GOAL OF THE EXERCISE: Pull every line containing "JSON" out of the material below.

RECORDS PROVIDED:
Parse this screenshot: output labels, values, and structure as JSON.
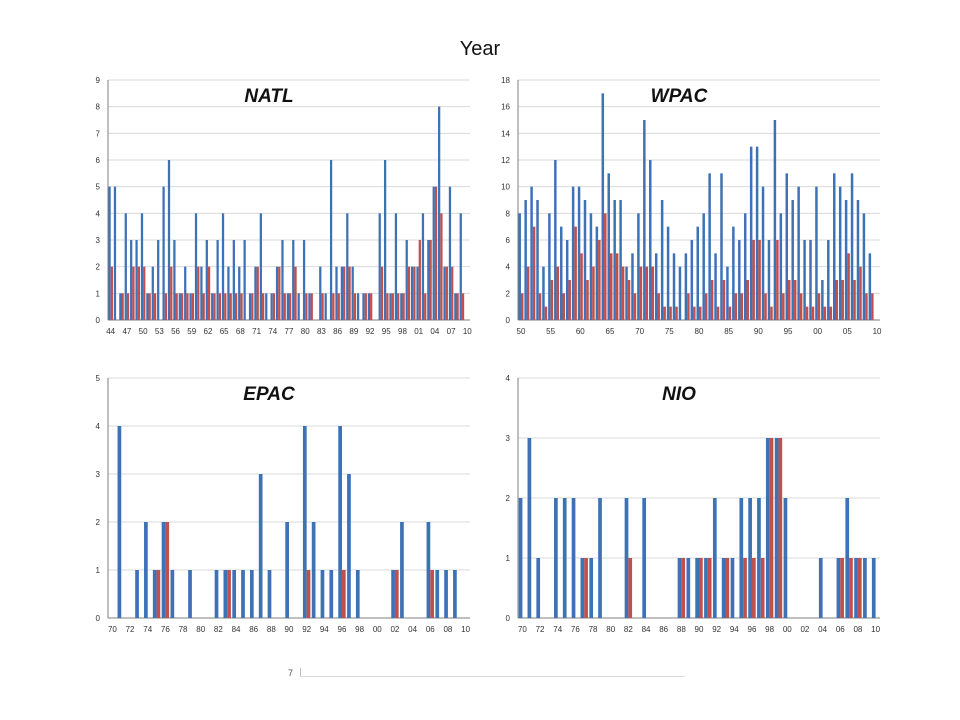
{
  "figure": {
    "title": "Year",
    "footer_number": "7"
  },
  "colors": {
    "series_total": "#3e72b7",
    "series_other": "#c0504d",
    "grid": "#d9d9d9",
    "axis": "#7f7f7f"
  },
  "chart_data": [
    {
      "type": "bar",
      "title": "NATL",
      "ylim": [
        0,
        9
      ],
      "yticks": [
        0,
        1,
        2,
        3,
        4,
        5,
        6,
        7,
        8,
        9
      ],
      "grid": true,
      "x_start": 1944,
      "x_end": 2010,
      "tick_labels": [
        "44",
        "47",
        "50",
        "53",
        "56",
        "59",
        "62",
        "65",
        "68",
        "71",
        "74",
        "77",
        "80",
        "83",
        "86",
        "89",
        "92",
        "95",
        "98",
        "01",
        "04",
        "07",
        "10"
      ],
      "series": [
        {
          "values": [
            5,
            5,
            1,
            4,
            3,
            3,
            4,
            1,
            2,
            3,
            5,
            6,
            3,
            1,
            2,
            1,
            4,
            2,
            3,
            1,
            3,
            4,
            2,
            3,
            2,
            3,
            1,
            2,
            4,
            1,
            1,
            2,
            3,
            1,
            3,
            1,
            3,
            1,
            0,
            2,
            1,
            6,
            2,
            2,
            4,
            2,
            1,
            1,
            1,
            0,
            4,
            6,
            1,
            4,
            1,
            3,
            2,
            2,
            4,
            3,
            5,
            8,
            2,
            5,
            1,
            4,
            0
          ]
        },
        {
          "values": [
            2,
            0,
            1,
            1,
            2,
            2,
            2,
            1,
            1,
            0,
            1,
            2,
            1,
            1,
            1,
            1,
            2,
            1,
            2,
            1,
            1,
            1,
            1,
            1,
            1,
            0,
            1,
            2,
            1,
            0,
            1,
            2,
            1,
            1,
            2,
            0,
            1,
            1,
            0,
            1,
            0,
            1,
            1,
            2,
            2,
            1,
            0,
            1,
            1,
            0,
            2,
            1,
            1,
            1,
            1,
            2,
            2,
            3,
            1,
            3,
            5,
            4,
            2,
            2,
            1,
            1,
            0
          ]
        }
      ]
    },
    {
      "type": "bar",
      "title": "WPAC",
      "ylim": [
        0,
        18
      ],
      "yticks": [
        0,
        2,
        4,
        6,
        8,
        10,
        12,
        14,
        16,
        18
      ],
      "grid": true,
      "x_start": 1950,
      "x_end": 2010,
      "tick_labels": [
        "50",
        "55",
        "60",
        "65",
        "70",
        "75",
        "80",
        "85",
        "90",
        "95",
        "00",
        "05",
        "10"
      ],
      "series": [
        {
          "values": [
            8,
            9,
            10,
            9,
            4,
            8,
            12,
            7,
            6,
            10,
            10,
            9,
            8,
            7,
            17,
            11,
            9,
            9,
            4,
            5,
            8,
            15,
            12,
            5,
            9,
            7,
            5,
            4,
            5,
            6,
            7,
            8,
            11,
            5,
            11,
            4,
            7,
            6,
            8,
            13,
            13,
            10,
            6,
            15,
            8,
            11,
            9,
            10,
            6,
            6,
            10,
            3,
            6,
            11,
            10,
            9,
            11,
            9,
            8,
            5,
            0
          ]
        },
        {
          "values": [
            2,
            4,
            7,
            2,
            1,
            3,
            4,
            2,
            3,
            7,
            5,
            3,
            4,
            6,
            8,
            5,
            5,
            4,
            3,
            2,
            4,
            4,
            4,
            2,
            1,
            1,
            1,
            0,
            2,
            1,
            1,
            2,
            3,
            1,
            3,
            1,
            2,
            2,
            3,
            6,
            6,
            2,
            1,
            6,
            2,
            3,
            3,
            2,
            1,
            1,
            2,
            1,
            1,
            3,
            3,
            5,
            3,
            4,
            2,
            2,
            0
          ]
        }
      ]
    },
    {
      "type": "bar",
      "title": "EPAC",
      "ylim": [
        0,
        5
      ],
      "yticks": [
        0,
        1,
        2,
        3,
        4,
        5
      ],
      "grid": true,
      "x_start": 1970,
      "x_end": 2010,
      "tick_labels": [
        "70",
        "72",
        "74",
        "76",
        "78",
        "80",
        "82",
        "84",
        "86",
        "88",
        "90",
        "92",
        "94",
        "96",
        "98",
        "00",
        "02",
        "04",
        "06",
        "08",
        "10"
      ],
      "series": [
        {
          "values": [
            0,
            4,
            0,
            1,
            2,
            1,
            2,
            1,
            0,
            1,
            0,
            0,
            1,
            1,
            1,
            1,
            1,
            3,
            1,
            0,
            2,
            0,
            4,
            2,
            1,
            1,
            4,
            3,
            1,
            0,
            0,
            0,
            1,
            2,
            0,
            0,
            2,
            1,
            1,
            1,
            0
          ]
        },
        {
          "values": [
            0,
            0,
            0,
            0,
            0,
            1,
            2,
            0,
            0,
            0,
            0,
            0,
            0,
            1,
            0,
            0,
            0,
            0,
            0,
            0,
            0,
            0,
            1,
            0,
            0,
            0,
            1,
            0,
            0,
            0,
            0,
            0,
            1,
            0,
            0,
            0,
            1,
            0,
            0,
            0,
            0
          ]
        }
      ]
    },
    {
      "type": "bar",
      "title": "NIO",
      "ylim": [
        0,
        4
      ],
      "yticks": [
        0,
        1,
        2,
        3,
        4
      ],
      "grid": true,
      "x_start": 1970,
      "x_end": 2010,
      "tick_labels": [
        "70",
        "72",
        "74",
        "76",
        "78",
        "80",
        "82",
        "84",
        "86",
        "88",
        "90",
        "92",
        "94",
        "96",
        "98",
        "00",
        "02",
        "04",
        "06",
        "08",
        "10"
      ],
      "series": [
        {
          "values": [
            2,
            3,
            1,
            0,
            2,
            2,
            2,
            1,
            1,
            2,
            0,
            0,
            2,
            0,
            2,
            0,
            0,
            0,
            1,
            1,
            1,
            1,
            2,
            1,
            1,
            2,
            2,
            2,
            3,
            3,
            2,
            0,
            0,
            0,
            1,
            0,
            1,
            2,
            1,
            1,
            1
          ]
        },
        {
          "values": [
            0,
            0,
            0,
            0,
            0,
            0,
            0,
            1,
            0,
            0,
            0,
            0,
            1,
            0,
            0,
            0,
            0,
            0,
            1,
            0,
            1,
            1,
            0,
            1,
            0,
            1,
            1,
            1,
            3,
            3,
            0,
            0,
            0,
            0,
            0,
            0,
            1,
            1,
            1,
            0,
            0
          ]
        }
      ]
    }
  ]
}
* * *
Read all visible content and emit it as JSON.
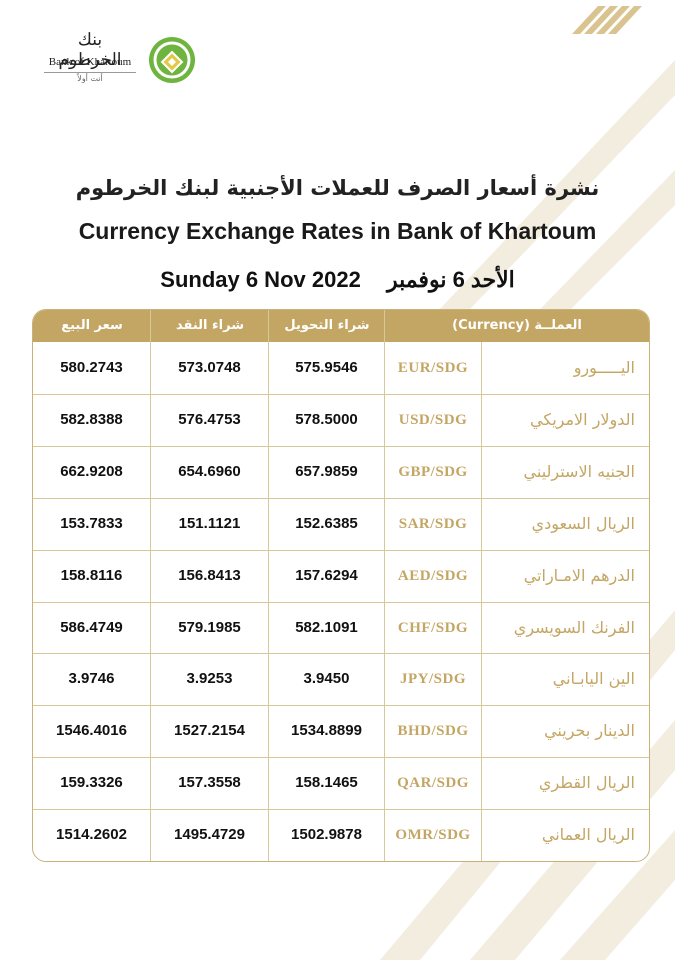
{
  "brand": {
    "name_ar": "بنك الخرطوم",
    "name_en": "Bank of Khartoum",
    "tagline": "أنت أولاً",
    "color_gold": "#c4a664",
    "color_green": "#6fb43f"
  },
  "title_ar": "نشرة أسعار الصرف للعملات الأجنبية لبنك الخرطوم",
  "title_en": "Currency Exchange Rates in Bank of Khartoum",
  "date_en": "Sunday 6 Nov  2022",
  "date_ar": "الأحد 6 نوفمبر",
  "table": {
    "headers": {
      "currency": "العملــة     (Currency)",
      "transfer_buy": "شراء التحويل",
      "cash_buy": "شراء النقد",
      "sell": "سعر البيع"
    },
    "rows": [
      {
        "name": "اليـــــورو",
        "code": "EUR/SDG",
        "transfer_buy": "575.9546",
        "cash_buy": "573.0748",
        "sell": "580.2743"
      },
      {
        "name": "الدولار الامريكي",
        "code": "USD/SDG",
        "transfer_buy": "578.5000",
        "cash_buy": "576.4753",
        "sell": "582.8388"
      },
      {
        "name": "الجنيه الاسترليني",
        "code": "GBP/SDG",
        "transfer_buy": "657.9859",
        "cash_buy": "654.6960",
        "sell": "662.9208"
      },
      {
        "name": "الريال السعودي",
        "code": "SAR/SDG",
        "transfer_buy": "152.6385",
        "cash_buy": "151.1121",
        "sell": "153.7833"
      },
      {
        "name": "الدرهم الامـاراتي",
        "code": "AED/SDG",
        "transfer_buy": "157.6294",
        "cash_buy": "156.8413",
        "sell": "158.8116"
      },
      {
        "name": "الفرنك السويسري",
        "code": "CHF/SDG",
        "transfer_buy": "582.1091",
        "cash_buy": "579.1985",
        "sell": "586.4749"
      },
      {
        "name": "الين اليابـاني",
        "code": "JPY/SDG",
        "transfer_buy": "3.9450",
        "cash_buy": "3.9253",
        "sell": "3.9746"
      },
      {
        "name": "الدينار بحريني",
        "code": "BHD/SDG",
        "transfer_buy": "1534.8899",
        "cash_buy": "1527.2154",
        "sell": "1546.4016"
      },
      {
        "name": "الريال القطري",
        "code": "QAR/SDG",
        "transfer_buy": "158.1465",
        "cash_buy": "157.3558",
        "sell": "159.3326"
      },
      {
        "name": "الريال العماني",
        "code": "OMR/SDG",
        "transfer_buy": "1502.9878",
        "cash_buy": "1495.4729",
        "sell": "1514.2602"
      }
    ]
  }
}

EXPECTED OUTPUT:
Parse this screenshot: output labels, values, and structure as JSON.
Read all visible content and emit it as JSON.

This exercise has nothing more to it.